WHAT THIS TASK INVOLVES:
Copy out every line exactly, passing over the pictures.

##### TASK MATERIAL #####

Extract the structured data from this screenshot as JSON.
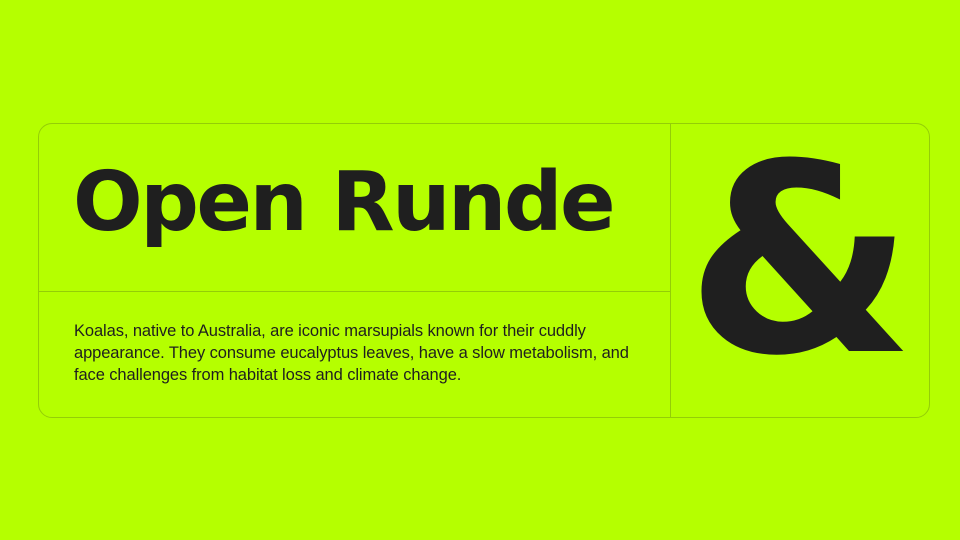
{
  "specimen": {
    "title": "Open Runde",
    "description": "Koalas, native to Australia, are iconic marsupials known for their cuddly appearance. They consume eucalyptus leaves, have a slow metabolism, and face challenges from habitat loss and climate change.",
    "glyph": "&"
  },
  "colors": {
    "background": "#b5ff00",
    "text": "#1f1f1f"
  }
}
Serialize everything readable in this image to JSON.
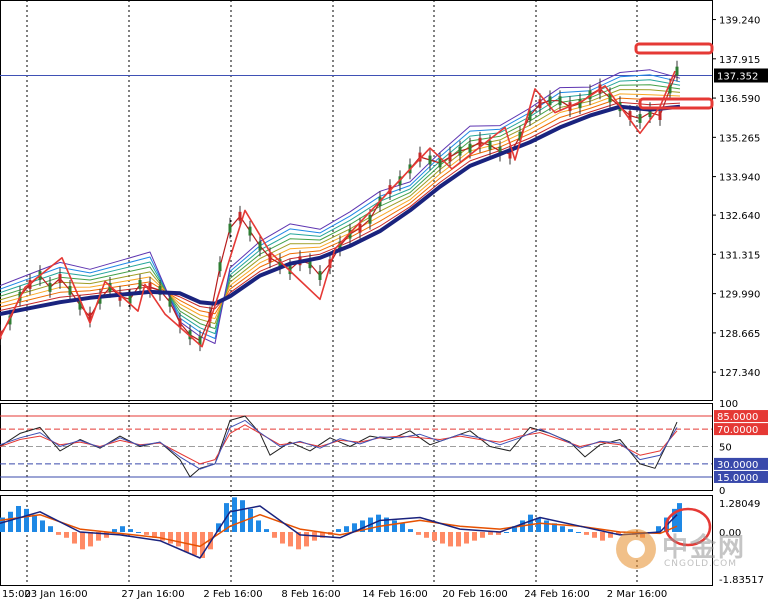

#####

COMPLETE OUTPUT:
Extract the structured data from this screenshot as JSON.
{
  "specimen": {
    "title": "Open Runde",
    "description": "Koalas, native to Australia, are iconic marsupials known for their cuddly appearance. They consume eucalyptus leaves, have a slow metabolism, and face challenges from habitat loss and climate change.",
    "glyph": "&"
  },
  "colors": {
    "background": "#b5ff00",
    "text": "#1f1f1f"
  }
}
Serialize everything readable in this image to JSON.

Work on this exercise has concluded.